[Consigne donnée a] Les trois affirmations suivantes concordent-elles avec l'extrait sur l'ordre mondial ci-dessous ? Pour chacune, répondez par oui ou par non et citez mot pour mot les termes de l'extrait qui tranchent. (i) L'ordre mondial contemporain repose sur une violence initiale, la dépossession coloniale. (ii) Le retour vers le Sud pour le rediscipliner est situé au début des années 1960. (iii) L'émergence de l'EI est attribuée avant tout à l'islamisme radical.

[Extrait à lire]

Le sous-titre de votre ouvrage est « Violence politique et transformation de l’ordre mondial ». Avant d’en venir à la création même de l’EI, comment ces deux notions sont-elles liées ?
Mohammad-Mahmoud Ould Mohamedou Intrinsèquement et historiquement. Au-delà des architectures de construction de la paix mondiale et des dynamiques de « plus jamais ça » d’après-guerre en Europe, l’ordre mondial contemporain est indélébilement fondé sur une violence initiale, à savoir la dépossession coloniale, que l’on a présentée comme ayant été résolue et transcendée mais qui en réalité a été normée et habillée différemment durant la période postcoloniale (exigence de bonne gouvernance, conditionnalités démocratiques, interventionnisme à répétition, injonctions de « stabilité », partenaires sécuritaires/régimes autoritaristes et à terme « guerre contre le terrorisme ») depuis la fin des années 1980, dès que l’interlude de la guerre froide prend fin et que l’on se retourne vers le Sud pour le rediscipliner. Cet ordre est assis dans une nouvelle violence politique, aux forts relents sociaux et économiques, qui est venue s’ajouter dans un contexte postmoderne et postmondialisation. L’émergence, le développement et le futur de l’EI sont plus profondément liés à la symbiose de ces deux ordres fabricateurs de désordre et non pas, comme le débat ambiant en Occident insiste à le faire, à l’islamisme radical ou simplement l’islam à la suite de lectures à la parole raciste de plus en plus libérée et au contenu scientifique absent.

[Données de disposition spatiale]
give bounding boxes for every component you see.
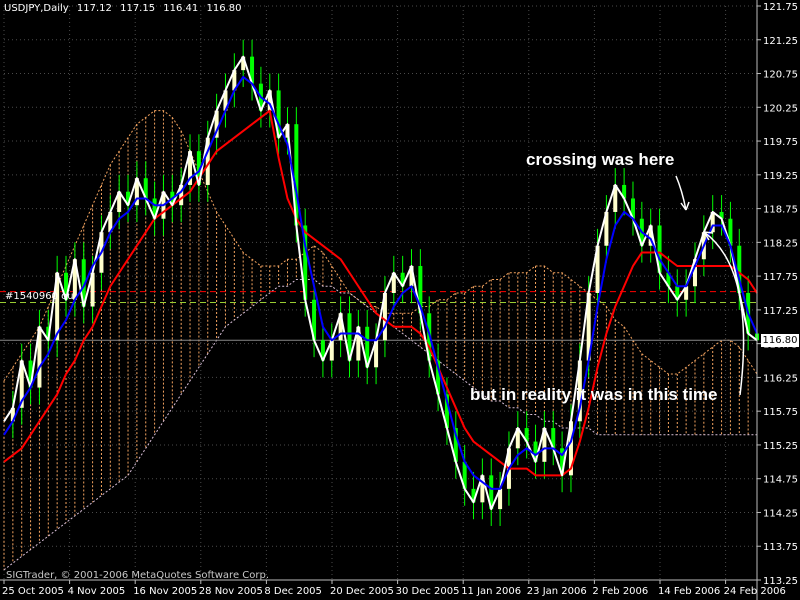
y-tick-label: 114.75: [763, 475, 798, 486]
x-tick-label: 14 Feb 2006: [658, 586, 720, 597]
y-tick-label: 118.25: [763, 238, 798, 249]
y-tick-label: 121.75: [763, 2, 798, 13]
x-tick-label: 30 Dec 2005: [396, 586, 460, 597]
y-tick-label: 120.25: [763, 103, 798, 114]
x-tick-label: 8 Dec 2005: [264, 586, 322, 597]
symbol-label: USDJPY,Daily: [4, 3, 69, 14]
copyright-text: SIGTrader, © 2001-2006 MetaQuotes Softwa…: [6, 570, 270, 581]
annotation-crossing: crossing was here: [526, 150, 675, 169]
price-chart[interactable]: 121.75 121.25 120.75 120.25 119.75 119.25 118.…: [0, 0, 800, 600]
y-tick-label: 119.25: [763, 171, 798, 182]
x-tick-label: 4 Nov 2005: [68, 586, 126, 597]
y-tick-label: 113.75: [763, 542, 798, 553]
low-value: 116.41: [163, 3, 199, 14]
chart-background: [0, 0, 800, 600]
y-tick-label: 117.25: [763, 306, 798, 317]
y-tick-label: 117.75: [763, 272, 798, 283]
annotation-reality: but in reality it was in this time: [470, 385, 718, 404]
x-tick-label: 16 Nov 2005: [133, 586, 197, 597]
level-label: #1540960 ou: [5, 291, 74, 302]
current-price-label: 116.80: [761, 334, 799, 347]
y-tick-label: 118.75: [763, 205, 798, 216]
high-value: 117.15: [120, 3, 156, 14]
x-tick-label: 20 Dec 2005: [330, 586, 394, 597]
x-tick-label: 25 Oct 2005: [2, 586, 64, 597]
x-tick-label: 24 Feb 2006: [724, 586, 786, 597]
x-tick-label: 11 Jan 2006: [461, 586, 521, 597]
open-value: 117.12: [76, 3, 112, 14]
x-tick-label: 28 Nov 2005: [199, 586, 263, 597]
y-tick-label: 120.75: [763, 70, 798, 81]
chart-header: USDJPY,Daily 117.12 117.15 116.41 116.80: [4, 3, 246, 14]
y-tick-label: 115.75: [763, 407, 798, 418]
x-tick-label: 23 Jan 2006: [527, 586, 587, 597]
close-value: 116.80: [206, 3, 242, 14]
x-tick-label: 2 Feb 2006: [592, 586, 648, 597]
y-tick-label: 114.25: [763, 508, 798, 519]
y-tick-label: 119.75: [763, 137, 798, 148]
y-tick-label: 121.25: [763, 36, 798, 47]
y-tick-label: 116.25: [763, 373, 798, 384]
y-tick-label: 115.25: [763, 441, 798, 452]
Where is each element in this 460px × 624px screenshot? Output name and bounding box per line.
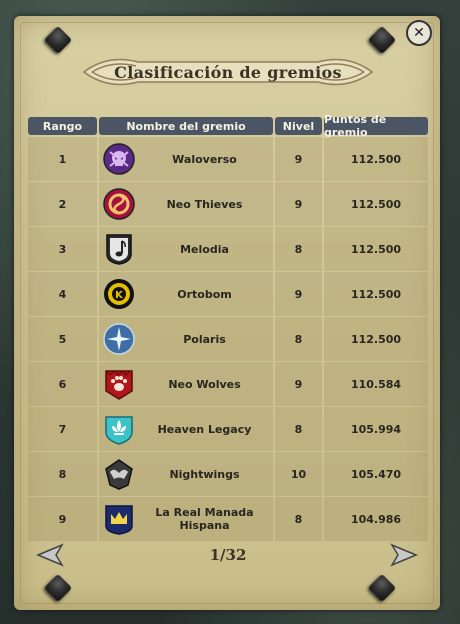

[Consigne donnée b] Déterminez combien de lignes des entrées contiennent la chaîne « price », et donnez seulement ce nombre.

[Résultat de la tâche a]
(i) Oui : « l’ordre mondial contemporain est indélébilement fondé sur une violence initiale, à savoir la dépossession coloniale ».
(ii) Non : « depuis la fin des années 1980, dès que l’interlude de la guerre froide prend fin et que l’on se retourne vers le Sud pour le rediscipliner ».
(iii) Non : « et non pas, comme le débat ambiant en Occident insiste à le faire, à l’islamisme radical ».

[Résultat de la tâche b] 2